>> Begin DATASET ROWS

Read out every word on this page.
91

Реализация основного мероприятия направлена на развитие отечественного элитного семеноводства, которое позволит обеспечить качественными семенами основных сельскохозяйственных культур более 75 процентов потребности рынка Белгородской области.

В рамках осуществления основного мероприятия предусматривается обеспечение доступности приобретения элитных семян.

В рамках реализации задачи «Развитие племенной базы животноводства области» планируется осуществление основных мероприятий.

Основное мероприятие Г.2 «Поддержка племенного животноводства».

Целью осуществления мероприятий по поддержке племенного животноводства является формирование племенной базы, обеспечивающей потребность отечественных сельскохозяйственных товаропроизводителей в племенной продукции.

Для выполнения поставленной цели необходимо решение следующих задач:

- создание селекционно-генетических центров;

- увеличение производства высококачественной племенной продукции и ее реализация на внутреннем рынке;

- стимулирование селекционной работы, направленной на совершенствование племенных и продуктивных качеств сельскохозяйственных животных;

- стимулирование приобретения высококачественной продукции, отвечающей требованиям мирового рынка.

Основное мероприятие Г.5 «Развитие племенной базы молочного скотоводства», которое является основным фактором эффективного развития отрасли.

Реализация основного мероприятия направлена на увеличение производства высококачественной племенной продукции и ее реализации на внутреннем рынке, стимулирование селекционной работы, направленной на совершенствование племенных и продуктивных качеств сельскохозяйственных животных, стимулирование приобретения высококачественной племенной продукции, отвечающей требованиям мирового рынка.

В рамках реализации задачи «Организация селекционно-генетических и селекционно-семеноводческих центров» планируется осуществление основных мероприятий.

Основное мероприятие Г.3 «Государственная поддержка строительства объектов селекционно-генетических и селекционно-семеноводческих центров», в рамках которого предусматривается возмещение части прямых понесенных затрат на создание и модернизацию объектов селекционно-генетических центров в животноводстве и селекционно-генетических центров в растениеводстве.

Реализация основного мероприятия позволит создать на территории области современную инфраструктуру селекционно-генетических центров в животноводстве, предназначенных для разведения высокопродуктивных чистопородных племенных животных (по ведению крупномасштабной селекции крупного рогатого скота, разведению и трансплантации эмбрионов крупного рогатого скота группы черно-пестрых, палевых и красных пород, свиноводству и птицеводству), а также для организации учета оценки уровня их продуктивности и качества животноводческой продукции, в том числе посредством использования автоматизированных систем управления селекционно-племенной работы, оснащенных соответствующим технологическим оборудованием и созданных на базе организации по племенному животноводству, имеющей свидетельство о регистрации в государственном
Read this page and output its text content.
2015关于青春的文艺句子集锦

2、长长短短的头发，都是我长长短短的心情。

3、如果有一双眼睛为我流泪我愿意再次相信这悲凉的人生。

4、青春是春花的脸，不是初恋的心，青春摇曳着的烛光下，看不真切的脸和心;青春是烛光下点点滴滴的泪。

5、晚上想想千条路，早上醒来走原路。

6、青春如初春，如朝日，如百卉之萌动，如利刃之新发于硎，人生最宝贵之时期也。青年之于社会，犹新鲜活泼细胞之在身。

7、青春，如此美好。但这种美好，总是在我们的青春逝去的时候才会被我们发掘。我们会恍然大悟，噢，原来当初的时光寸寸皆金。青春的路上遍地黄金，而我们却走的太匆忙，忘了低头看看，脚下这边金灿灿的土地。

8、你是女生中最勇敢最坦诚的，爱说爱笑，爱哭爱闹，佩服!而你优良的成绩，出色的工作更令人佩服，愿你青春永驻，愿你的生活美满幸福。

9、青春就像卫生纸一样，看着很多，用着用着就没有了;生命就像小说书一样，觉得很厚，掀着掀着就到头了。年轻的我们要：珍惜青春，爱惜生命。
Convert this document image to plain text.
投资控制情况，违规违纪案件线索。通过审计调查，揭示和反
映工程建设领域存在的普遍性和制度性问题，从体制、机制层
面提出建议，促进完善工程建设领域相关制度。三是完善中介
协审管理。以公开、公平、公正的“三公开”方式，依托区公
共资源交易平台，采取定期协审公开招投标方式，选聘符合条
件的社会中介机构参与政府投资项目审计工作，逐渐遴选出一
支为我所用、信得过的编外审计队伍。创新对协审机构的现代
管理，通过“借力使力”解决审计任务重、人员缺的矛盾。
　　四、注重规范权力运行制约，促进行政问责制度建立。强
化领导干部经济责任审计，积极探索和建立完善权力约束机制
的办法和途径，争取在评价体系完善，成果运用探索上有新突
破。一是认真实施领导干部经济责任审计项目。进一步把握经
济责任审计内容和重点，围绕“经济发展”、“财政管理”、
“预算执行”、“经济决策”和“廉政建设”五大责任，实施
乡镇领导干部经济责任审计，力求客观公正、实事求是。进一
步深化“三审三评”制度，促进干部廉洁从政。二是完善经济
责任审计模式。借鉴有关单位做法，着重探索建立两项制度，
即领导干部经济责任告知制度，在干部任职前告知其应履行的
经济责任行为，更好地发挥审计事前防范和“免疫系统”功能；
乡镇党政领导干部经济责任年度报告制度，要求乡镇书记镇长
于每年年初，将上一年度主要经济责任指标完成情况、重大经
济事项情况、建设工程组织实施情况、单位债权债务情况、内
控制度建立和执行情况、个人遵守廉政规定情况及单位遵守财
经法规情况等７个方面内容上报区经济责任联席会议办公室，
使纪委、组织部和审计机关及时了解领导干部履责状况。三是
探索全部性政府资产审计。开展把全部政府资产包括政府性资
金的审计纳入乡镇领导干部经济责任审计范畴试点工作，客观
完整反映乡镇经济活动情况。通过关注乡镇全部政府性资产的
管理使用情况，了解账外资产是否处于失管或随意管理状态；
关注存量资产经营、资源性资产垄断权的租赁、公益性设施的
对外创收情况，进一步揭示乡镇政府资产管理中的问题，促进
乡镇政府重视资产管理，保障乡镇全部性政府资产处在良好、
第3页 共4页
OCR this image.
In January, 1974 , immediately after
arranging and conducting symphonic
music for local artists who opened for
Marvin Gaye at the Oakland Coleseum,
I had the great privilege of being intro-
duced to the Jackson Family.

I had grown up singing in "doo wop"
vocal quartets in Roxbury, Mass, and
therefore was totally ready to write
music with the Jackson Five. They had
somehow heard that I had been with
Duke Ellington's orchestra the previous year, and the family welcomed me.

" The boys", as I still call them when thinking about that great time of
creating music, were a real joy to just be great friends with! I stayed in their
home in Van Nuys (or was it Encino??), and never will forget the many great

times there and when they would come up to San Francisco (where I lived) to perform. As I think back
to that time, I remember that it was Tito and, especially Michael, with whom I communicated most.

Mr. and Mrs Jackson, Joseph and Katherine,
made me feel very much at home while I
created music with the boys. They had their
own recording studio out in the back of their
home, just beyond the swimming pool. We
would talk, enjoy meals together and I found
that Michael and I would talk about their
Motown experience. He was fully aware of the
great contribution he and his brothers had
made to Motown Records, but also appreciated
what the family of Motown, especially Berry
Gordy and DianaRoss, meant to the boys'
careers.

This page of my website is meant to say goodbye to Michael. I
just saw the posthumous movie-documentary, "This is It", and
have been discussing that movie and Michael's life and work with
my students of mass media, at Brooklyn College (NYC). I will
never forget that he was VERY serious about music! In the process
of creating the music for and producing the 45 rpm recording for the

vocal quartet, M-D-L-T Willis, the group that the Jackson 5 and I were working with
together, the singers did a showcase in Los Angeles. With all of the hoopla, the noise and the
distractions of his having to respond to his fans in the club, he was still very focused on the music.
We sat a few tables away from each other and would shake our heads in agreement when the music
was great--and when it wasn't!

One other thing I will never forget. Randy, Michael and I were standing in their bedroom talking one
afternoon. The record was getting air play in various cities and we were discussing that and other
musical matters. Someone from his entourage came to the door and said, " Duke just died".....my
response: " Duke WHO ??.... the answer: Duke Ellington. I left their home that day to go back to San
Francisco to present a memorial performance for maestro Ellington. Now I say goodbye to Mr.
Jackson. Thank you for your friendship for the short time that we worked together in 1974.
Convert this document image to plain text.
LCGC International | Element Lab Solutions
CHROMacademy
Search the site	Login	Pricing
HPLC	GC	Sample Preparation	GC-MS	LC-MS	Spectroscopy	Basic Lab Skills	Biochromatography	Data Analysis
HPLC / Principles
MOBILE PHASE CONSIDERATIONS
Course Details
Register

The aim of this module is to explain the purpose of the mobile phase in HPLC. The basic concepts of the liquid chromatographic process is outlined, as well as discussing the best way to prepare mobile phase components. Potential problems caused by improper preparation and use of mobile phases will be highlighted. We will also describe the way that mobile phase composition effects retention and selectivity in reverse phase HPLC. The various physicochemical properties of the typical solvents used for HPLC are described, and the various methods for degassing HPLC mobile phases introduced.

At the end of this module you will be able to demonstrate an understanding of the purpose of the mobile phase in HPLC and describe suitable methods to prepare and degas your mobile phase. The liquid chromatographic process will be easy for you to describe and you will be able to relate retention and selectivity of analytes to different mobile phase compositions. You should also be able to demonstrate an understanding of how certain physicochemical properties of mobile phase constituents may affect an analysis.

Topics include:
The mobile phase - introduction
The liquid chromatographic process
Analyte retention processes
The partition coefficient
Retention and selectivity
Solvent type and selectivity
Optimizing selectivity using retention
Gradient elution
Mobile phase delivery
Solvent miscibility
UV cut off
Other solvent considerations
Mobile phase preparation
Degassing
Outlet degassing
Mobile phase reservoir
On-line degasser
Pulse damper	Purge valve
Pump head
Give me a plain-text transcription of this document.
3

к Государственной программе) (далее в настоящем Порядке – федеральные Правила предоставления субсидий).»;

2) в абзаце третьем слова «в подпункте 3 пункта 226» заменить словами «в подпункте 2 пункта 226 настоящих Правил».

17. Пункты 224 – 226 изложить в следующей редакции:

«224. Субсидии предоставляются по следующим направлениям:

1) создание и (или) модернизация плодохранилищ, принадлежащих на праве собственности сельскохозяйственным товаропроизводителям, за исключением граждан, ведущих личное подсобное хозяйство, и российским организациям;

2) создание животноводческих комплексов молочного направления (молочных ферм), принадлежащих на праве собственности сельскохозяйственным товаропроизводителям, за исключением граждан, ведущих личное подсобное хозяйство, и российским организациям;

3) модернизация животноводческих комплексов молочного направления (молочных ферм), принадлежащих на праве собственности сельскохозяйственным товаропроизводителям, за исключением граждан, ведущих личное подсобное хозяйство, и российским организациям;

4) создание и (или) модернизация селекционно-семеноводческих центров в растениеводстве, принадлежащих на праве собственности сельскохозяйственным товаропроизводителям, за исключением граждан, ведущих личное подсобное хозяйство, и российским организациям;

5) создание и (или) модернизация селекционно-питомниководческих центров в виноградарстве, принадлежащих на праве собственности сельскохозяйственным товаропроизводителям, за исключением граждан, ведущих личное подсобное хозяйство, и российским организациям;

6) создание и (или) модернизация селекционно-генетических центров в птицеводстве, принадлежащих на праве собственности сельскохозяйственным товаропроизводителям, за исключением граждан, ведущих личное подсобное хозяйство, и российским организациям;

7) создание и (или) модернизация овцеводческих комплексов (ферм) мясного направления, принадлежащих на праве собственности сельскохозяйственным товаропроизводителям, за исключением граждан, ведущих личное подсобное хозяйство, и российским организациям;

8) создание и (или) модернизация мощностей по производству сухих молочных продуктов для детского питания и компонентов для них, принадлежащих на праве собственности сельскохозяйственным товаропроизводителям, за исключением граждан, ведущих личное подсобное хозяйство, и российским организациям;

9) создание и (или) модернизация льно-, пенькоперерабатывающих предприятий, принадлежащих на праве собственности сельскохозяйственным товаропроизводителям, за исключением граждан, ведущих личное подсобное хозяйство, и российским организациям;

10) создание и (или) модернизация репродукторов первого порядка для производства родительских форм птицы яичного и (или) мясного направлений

>> End DATASET ROWS

→ **AIM OF THE EXERCISE**
Lines containing the word "their" must all be returned from the material above.

→ **TASK ANSWER**
creating music, were a real joy to just be great friends with! I stayed in their
created music with the boys. They had their
own recording studio out in the back of their
that Michael and I would talk about their
One other thing I will never forget. Randy, Michael and I were standing in their bedroom talking one
response: " Duke WHO ??.... the answer: Duke Ellington. I left their home that day to go back to San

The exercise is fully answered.